» **Source data**:
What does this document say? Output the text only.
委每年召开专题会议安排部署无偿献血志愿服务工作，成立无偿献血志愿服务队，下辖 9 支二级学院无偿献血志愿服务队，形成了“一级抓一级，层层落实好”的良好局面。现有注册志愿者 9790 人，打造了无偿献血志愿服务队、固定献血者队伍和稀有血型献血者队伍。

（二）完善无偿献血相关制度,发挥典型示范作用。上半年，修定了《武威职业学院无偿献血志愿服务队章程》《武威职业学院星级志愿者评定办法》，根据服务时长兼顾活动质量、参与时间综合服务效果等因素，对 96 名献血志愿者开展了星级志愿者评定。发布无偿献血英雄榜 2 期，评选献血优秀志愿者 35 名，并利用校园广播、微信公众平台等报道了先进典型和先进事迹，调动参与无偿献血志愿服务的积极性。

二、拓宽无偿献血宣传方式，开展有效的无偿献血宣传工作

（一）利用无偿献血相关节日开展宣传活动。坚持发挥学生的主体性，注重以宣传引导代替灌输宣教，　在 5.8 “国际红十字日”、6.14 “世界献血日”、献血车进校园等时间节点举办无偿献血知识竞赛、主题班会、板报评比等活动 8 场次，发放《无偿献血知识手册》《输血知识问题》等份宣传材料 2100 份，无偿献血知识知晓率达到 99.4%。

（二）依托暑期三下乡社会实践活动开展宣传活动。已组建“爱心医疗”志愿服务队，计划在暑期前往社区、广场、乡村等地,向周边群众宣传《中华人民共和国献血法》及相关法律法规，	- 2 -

» **PROBLEM REQUIREMENTS**:
Quote each line of the listing above exactly.

» **OUTPUT FOR THIS EXERCISE**:
What does this document say? Output the text only.
委每年召开专题会议安排部署无偿献血志愿服务工作，成立无偿献血志愿服务队，下辖 9 支二级学院无偿献血志愿服务队，形成了“一级抓一级，层层落实好”的良好局面。现有注册志愿者 9790 人，打造了无偿献血志愿服务队、固定献血者队伍和稀有血型献血者队伍。

（二）完善无偿献血相关制度,发挥典型示范作用。上半年，修定了《武威职业学院无偿献血志愿服务队章程》《武威职业学院星级志愿者评定办法》，根据服务时长兼顾活动质量、参与时间综合服务效果等因素，对 96 名献血志愿者开展了星级志愿者评定。发布无偿献血英雄榜 2 期，评选献血优秀志愿者 35 名，并利用校园广播、微信公众平台等报道了先进典型和先进事迹，调动参与无偿献血志愿服务的积极性。

二、拓宽无偿献血宣传方式，开展有效的无偿献血宣传工作

（一）利用无偿献血相关节日开展宣传活动。坚持发挥学生的主体性，注重以宣传引导代替灌输宣教，　在 5.8 “国际红十字日”、6.14 “世界献血日”、献血车进校园等时间节点举办无偿献血知识竞赛、主题班会、板报评比等活动 8 场次，发放《无偿献血知识手册》《输血知识问题》等份宣传材料 2100 份，无偿献血知识知晓率达到 99.4%。

（二）依托暑期三下乡社会实践活动开展宣传活动。已组建“爱心医疗”志愿服务队，计划在暑期前往社区、广场、乡村等地,向周边群众宣传《中华人民共和国献血法》及相关法律法规，	- 2 -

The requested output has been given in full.